• [INSTRUCTION]:
Gather from the material every line that contains the string "values".

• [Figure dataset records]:

- - -

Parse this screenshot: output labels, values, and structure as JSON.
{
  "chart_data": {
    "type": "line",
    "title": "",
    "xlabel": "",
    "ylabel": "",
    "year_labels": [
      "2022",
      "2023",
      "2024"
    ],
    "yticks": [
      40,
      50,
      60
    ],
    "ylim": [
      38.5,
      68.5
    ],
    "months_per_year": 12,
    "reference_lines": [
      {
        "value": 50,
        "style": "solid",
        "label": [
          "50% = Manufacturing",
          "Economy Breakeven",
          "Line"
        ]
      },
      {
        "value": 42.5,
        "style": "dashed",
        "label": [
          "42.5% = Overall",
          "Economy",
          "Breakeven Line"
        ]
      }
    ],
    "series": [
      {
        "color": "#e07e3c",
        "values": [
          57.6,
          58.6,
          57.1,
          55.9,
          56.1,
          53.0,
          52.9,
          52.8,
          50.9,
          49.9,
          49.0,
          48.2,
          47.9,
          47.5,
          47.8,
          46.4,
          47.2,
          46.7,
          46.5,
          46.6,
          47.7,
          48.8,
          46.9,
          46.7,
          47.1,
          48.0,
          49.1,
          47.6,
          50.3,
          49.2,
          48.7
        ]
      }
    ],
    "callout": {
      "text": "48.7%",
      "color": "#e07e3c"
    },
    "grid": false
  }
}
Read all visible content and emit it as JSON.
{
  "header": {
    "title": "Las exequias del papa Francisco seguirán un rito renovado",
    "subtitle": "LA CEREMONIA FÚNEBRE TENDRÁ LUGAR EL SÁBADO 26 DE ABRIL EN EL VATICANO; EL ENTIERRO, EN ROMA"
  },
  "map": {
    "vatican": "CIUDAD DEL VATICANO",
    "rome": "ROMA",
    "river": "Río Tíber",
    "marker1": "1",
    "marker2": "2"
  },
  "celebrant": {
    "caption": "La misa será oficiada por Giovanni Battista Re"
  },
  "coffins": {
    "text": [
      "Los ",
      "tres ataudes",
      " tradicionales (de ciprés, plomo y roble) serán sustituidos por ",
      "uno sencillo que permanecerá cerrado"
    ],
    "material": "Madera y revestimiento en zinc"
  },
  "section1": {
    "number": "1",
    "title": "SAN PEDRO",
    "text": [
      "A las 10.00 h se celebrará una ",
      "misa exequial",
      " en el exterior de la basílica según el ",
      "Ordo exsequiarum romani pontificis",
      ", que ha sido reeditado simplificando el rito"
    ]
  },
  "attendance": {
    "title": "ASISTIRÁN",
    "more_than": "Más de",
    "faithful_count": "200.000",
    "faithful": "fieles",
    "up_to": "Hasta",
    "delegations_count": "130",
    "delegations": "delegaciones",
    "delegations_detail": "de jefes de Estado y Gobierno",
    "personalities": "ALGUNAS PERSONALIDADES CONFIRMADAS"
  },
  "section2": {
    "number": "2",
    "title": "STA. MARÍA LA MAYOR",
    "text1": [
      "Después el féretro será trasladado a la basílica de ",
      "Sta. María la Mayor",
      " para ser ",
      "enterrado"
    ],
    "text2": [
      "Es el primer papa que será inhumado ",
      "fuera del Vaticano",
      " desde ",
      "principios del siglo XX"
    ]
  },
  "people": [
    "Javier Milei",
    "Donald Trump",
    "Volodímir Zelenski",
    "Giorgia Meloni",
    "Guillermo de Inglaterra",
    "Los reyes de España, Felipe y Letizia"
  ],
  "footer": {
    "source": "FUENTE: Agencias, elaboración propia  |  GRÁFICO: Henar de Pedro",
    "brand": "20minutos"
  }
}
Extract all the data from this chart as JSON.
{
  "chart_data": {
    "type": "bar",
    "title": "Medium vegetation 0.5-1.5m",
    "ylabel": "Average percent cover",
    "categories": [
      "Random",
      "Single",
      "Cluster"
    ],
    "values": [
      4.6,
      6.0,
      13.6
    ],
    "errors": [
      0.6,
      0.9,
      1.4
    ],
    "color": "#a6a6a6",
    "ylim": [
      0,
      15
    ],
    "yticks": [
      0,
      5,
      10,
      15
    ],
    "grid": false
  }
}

- - -

• [CORRECT RESPONSE]:
Parse this screenshot: output labels, values, and structure as JSON.
        "values": [
    "values": [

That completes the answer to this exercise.